§ STATED EXERCISE
Gather the lines below that include the string "user", copying each in full.

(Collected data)

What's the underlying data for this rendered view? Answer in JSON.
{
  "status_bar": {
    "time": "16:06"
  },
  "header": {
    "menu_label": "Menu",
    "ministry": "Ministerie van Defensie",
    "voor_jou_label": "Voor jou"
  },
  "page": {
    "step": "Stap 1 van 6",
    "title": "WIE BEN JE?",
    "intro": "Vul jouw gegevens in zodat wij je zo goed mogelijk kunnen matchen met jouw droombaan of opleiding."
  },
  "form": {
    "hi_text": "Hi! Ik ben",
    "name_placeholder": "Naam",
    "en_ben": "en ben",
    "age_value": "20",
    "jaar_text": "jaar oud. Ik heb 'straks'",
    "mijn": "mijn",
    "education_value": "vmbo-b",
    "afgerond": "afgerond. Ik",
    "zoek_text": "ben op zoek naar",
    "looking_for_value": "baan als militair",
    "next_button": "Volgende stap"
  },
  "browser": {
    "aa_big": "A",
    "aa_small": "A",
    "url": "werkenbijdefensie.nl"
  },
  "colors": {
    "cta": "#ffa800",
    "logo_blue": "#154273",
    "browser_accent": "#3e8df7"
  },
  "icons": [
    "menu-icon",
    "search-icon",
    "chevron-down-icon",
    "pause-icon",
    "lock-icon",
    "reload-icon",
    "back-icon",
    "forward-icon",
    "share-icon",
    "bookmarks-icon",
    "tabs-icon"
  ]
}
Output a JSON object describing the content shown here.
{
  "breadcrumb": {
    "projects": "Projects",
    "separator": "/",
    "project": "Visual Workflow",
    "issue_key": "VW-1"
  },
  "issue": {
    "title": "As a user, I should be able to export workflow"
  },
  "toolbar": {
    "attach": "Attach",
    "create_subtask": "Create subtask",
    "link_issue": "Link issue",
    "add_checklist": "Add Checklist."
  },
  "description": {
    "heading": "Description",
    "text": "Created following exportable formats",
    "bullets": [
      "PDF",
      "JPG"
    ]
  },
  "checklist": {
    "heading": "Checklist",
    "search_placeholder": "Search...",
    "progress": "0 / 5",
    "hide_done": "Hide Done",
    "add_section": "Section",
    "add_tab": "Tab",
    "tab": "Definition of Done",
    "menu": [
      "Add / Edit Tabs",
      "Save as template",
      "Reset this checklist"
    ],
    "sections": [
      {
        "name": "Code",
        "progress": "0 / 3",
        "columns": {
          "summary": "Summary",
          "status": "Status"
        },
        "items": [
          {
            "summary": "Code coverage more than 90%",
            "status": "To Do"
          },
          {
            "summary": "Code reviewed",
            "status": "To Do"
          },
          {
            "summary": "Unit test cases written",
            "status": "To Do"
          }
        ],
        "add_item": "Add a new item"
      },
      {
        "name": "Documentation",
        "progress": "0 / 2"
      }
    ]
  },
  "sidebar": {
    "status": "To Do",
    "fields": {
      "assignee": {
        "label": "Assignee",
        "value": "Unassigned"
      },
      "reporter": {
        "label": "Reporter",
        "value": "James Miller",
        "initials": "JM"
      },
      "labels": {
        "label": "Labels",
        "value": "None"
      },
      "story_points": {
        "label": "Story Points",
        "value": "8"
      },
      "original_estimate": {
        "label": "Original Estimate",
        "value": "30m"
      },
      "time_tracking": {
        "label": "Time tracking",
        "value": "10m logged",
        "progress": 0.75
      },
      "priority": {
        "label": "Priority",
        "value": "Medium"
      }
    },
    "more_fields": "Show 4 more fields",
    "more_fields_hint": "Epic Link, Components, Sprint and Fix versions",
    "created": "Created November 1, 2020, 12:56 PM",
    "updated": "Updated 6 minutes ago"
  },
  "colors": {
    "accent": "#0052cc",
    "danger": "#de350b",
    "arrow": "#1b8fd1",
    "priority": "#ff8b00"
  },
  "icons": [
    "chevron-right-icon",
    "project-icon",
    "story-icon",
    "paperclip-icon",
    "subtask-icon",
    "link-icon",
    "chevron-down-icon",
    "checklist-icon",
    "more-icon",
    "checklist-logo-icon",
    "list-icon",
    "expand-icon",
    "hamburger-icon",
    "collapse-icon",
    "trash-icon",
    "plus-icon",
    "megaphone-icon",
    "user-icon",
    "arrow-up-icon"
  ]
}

§ RESULT FOR THIS TASK
    "title": "As a user, I should be able to export workflow"
    "user-icon",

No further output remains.